Task directions:
Copy all lines below exactly as written. Leave pictures out.

──────── Provided records

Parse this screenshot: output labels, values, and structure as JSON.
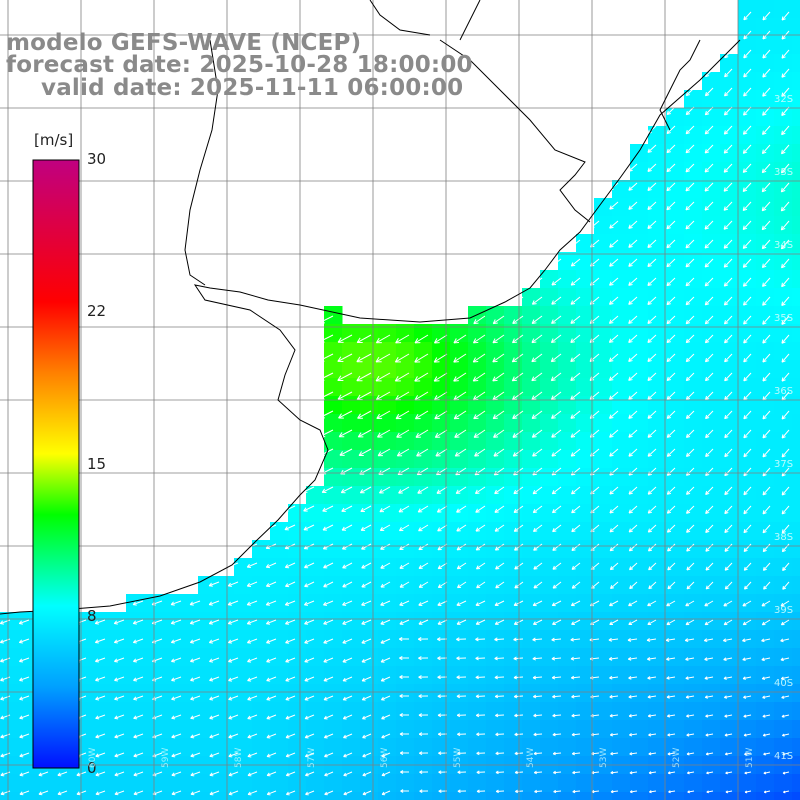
{
  "title": {
    "line1": "modelo GEFS-WAVE (NCEP)",
    "line2": "forecast date: 2025-10-28 18:00:00",
    "line3": "valid date: 2025-11-11 06:00:00"
  },
  "colorbar": {
    "unit": "[m/s]",
    "ticks": [
      "30",
      "22",
      "15",
      "8",
      "0"
    ],
    "min": 0,
    "max": 30,
    "colors": [
      "#0010ff",
      "#00a0ff",
      "#00ffff",
      "#00ff00",
      "#ffff00",
      "#ff8000",
      "#ff0000",
      "#c00080"
    ]
  },
  "lat_labels": [
    "32S",
    "33S",
    "34S",
    "35S",
    "36S",
    "37S",
    "38S",
    "39S",
    "40S",
    "41S"
  ],
  "lon_labels": [
    "60W",
    "59W",
    "58W",
    "57W",
    "56W",
    "55W",
    "54W",
    "53W",
    "52W",
    "51W"
  ],
  "colors": {
    "land": "#ffffff",
    "grid": "#7f7f7f",
    "coast": "#000000",
    "arrow": "#ffffff",
    "title": "#8a8a8a"
  }
}
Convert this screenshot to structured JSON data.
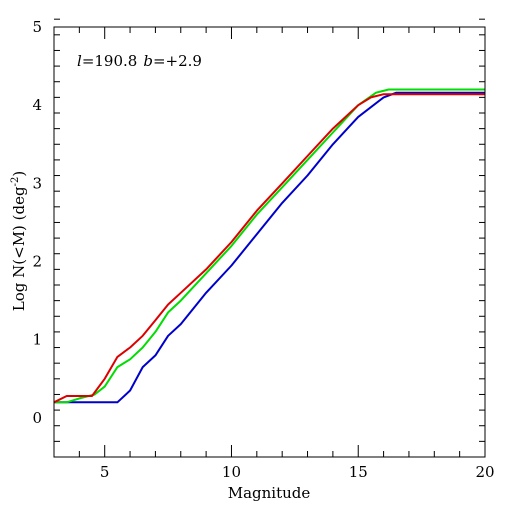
{
  "chart_data": {
    "type": "line",
    "annotation": {
      "l_symbol": "l",
      "l_value": "=190.8",
      "b_symbol": "b",
      "b_value": "=+2.9"
    },
    "xlabel": "Magnitude",
    "ylabel": {
      "prefix": "Log N(<M) (deg",
      "exponent": "-2",
      "suffix": ")"
    },
    "xlim": [
      3,
      20
    ],
    "ylim": [
      -0.5,
      5
    ],
    "x_ticks": [
      5,
      10,
      15,
      20
    ],
    "y_ticks": [
      0,
      1,
      2,
      3,
      4,
      5
    ],
    "x_minor_step": 1,
    "y_minor_step": 0.2,
    "grid": false,
    "series": [
      {
        "color": "#0000cc",
        "points": [
          [
            3.0,
            0.2
          ],
          [
            5.5,
            0.2
          ],
          [
            6.0,
            0.35
          ],
          [
            6.5,
            0.65
          ],
          [
            7.0,
            0.8
          ],
          [
            7.5,
            1.05
          ],
          [
            8.0,
            1.2
          ],
          [
            9.0,
            1.6
          ],
          [
            10.0,
            1.95
          ],
          [
            11.0,
            2.35
          ],
          [
            12.0,
            2.75
          ],
          [
            13.0,
            3.1
          ],
          [
            14.0,
            3.5
          ],
          [
            15.0,
            3.85
          ],
          [
            16.0,
            4.1
          ],
          [
            16.5,
            4.16
          ],
          [
            20.0,
            4.16
          ]
        ]
      },
      {
        "color": "#00dd00",
        "points": [
          [
            3.0,
            0.2
          ],
          [
            3.5,
            0.2
          ],
          [
            4.0,
            0.25
          ],
          [
            4.6,
            0.3
          ],
          [
            5.0,
            0.4
          ],
          [
            5.5,
            0.65
          ],
          [
            6.0,
            0.75
          ],
          [
            6.5,
            0.9
          ],
          [
            7.0,
            1.1
          ],
          [
            7.5,
            1.35
          ],
          [
            8.0,
            1.5
          ],
          [
            9.0,
            1.85
          ],
          [
            10.0,
            2.2
          ],
          [
            11.0,
            2.6
          ],
          [
            12.0,
            2.95
          ],
          [
            13.0,
            3.3
          ],
          [
            14.0,
            3.65
          ],
          [
            15.0,
            4.0
          ],
          [
            15.7,
            4.16
          ],
          [
            16.2,
            4.2
          ],
          [
            20.0,
            4.2
          ]
        ]
      },
      {
        "color": "#dd0000",
        "points": [
          [
            3.0,
            0.2
          ],
          [
            3.5,
            0.28
          ],
          [
            4.5,
            0.28
          ],
          [
            5.0,
            0.5
          ],
          [
            5.5,
            0.78
          ],
          [
            6.0,
            0.9
          ],
          [
            6.5,
            1.05
          ],
          [
            7.0,
            1.25
          ],
          [
            7.5,
            1.45
          ],
          [
            8.0,
            1.6
          ],
          [
            9.0,
            1.9
          ],
          [
            10.0,
            2.25
          ],
          [
            11.0,
            2.65
          ],
          [
            12.0,
            3.0
          ],
          [
            13.0,
            3.35
          ],
          [
            14.0,
            3.7
          ],
          [
            15.0,
            4.0
          ],
          [
            15.5,
            4.1
          ],
          [
            16.0,
            4.14
          ],
          [
            20.0,
            4.14
          ]
        ]
      }
    ]
  }
}
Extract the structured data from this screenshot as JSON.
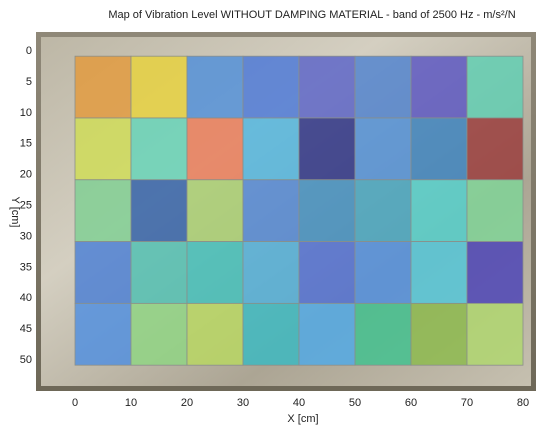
{
  "chart_data": {
    "type": "heatmap",
    "title": "Map of Vibration Level WITHOUT DAMPING MATERIAL - band of 2500 Hz - m/s²/N",
    "xlabel": "X [cm]",
    "ylabel": "Y [cm]",
    "xlim": [
      0,
      80
    ],
    "ylim": [
      0,
      50
    ],
    "x_ticks": [
      0,
      10,
      20,
      30,
      40,
      50,
      60,
      70,
      80
    ],
    "y_ticks": [
      0,
      5,
      10,
      15,
      20,
      25,
      30,
      35,
      40,
      45,
      50
    ],
    "y_inverted": true,
    "cell_size_cm": 10,
    "background": "photo of plate with tiled damping squares",
    "cells": [
      [
        "#e39a3c",
        "#e8d23c",
        "#4f8fd9",
        "#4a78d8",
        "#5a63c8",
        "#4f82d0",
        "#5a55c3",
        "#5fcfb3"
      ],
      [
        "#cfdd55",
        "#64d4b8",
        "#ec7b58",
        "#4fb6e0",
        "#2a2f86",
        "#4f90d9",
        "#3a82c0",
        "#9a3a3a"
      ],
      [
        "#7fd092",
        "#2f5fa8",
        "#a8d070",
        "#4f86d6",
        "#3f8fc2",
        "#44a6c2",
        "#52d1cd",
        "#7fd597"
      ],
      [
        "#4a7fd6",
        "#4fc1b3",
        "#40c0bb",
        "#4fb0dc",
        "#4f6fd6",
        "#4f8fe0",
        "#52c8dc",
        "#4a42b8"
      ],
      [
        "#4f8fe0",
        "#8fd582",
        "#b8d860",
        "#39b9c2",
        "#4faae8",
        "#3fc28f",
        "#8cbb4c",
        "#b0d86e"
      ]
    ]
  }
}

────────────────

Result of this task:
Parse this screenshot: output labels, values, and structure as JSON.
{
  "title": {
    "line1": "modelo GEFS-WAVE (NCEP)",
    "line2": "forecast date: 2025-10-28 18:00:00",
    "line3": "valid date: 2025-11-11 06:00:00"
  },
  "colorbar": {
    "unit": "[m/s]",
    "ticks": [
      "30",
      "22",
      "15",
      "8",
      "0"
    ],
    "min": 0,
    "max": 30,
    "colors": [
      "#0010ff",
      "#00a0ff",
      "#00ffff",
      "#00ff00",
      "#ffff00",
      "#ff8000",
      "#ff0000",
      "#c00080"
    ]
  },
  "lat_labels": [
    "32S",
    "33S",
    "34S",
    "35S",
    "36S",
    "37S",
    "38S",
    "39S",
    "40S",
    "41S"
  ],
  "lon_labels": [
    "60W",
    "59W",
    "58W",
    "57W",
    "56W",
    "55W",
    "54W",
    "53W",
    "52W",
    "51W"
  ],
  "colors": {
    "land": "#ffffff",
    "grid": "#7f7f7f",
    "coast": "#000000",
    "arrow": "#ffffff",
    "title": "#8a8a8a"
  }
}
Convert this screenshot to structured JSON data.
{
  "chart_data": {
    "type": "line",
    "annotation": {
      "l_symbol": "l",
      "l_value": "=190.8",
      "b_symbol": "b",
      "b_value": "=+2.9"
    },
    "xlabel": "Magnitude",
    "ylabel": {
      "prefix": "Log N(<M) (deg",
      "exponent": "-2",
      "suffix": ")"
    },
    "xlim": [
      3,
      20
    ],
    "ylim": [
      -0.5,
      5
    ],
    "x_ticks": [
      5,
      10,
      15,
      20
    ],
    "y_ticks": [
      0,
      1,
      2,
      3,
      4,
      5
    ],
    "x_minor_step": 1,
    "y_minor_step": 0.2,
    "grid": false,
    "series": [
      {
        "color": "#0000cc",
        "points": [
          [
            3.0,
            0.2
          ],
          [
            5.5,
            0.2
          ],
          [
            6.0,
            0.35
          ],
          [
            6.5,
            0.65
          ],
          [
            7.0,
            0.8
          ],
          [
            7.5,
            1.05
          ],
          [
            8.0,
            1.2
          ],
          [
            9.0,
            1.6
          ],
          [
            10.0,
            1.95
          ],
          [
            11.0,
            2.35
          ],
          [
            12.0,
            2.75
          ],
          [
            13.0,
            3.1
          ],
          [
            14.0,
            3.5
          ],
          [
            15.0,
            3.85
          ],
          [
            16.0,
            4.1
          ],
          [
            16.5,
            4.16
          ],
          [
            20.0,
            4.16
          ]
        ]
      },
      {
        "color": "#00dd00",
        "points": [
          [
            3.0,
            0.2
          ],
          [
            3.5,
            0.2
          ],
          [
            4.0,
            0.25
          ],
          [
            4.6,
            0.3
          ],
          [
            5.0,
            0.4
          ],
          [
            5.5,
            0.65
          ],
          [
            6.0,
            0.75
          ],
          [
            6.5,
            0.9
          ],
          [
            7.0,
            1.1
          ],
          [
            7.5,
            1.35
          ],
          [
            8.0,
            1.5
          ],
          [
            9.0,
            1.85
          ],
          [
            10.0,
            2.2
          ],
          [
            11.0,
            2.6
          ],
          [
            12.0,
            2.95
          ],
          [
            13.0,
            3.3
          ],
          [
            14.0,
            3.65
          ],
          [
            15.0,
            4.0
          ],
          [
            15.7,
            4.16
          ],
          [
            16.2,
            4.2
          ],
          [
            20.0,
            4.2
          ]
        ]
      },
      {
        "color": "#dd0000",
        "points": [
          [
            3.0,
            0.2
          ],
          [
            3.5,
            0.28
          ],
          [
            4.5,
            0.28
          ],
          [
            5.0,
            0.5
          ],
          [
            5.5,
            0.78
          ],
          [
            6.0,
            0.9
          ],
          [
            6.5,
            1.05
          ],
          [
            7.0,
            1.25
          ],
          [
            7.5,
            1.45
          ],
          [
            8.0,
            1.6
          ],
          [
            9.0,
            1.9
          ],
          [
            10.0,
            2.25
          ],
          [
            11.0,
            2.65
          ],
          [
            12.0,
            3.0
          ],
          [
            13.0,
            3.35
          ],
          [
            14.0,
            3.7
          ],
          [
            15.0,
            4.0
          ],
          [
            15.5,
            4.1
          ],
          [
            16.0,
            4.14
          ],
          [
            20.0,
            4.14
          ]
        ]
      }
    ]
  }
}
Extract the structured data from this screenshot as JSON.
{
  "chart_data": {
    "type": "heatmap",
    "title": "Map of Vibration Level WITHOUT DAMPING MATERIAL - band of 2500 Hz - m/s²/N",
    "xlabel": "X [cm]",
    "ylabel": "Y [cm]",
    "xlim": [
      0,
      80
    ],
    "ylim": [
      0,
      50
    ],
    "x_ticks": [
      0,
      10,
      20,
      30,
      40,
      50,
      60,
      70,
      80
    ],
    "y_ticks": [
      0,
      5,
      10,
      15,
      20,
      25,
      30,
      35,
      40,
      45,
      50
    ],
    "y_inverted": true,
    "cell_size_cm": 10,
    "background": "photo of plate with tiled damping squares",
    "cells": [
      [
        "#e39a3c",
        "#e8d23c",
        "#4f8fd9",
        "#4a78d8",
        "#5a63c8",
        "#4f82d0",
        "#5a55c3",
        "#5fcfb3"
      ],
      [
        "#cfdd55",
        "#64d4b8",
        "#ec7b58",
        "#4fb6e0",
        "#2a2f86",
        "#4f90d9",
        "#3a82c0",
        "#9a3a3a"
      ],
      [
        "#7fd092",
        "#2f5fa8",
        "#a8d070",
        "#4f86d6",
        "#3f8fc2",
        "#44a6c2",
        "#52d1cd",
        "#7fd597"
      ],
      [
        "#4a7fd6",
        "#4fc1b3",
        "#40c0bb",
        "#4fb0dc",
        "#4f6fd6",
        "#4f8fe0",
        "#52c8dc",
        "#4a42b8"
      ],
      [
        "#4f8fe0",
        "#8fd582",
        "#b8d860",
        "#39b9c2",
        "#4faae8",
        "#3fc28f",
        "#8cbb4c",
        "#b0d86e"
      ]
    ]
  }
}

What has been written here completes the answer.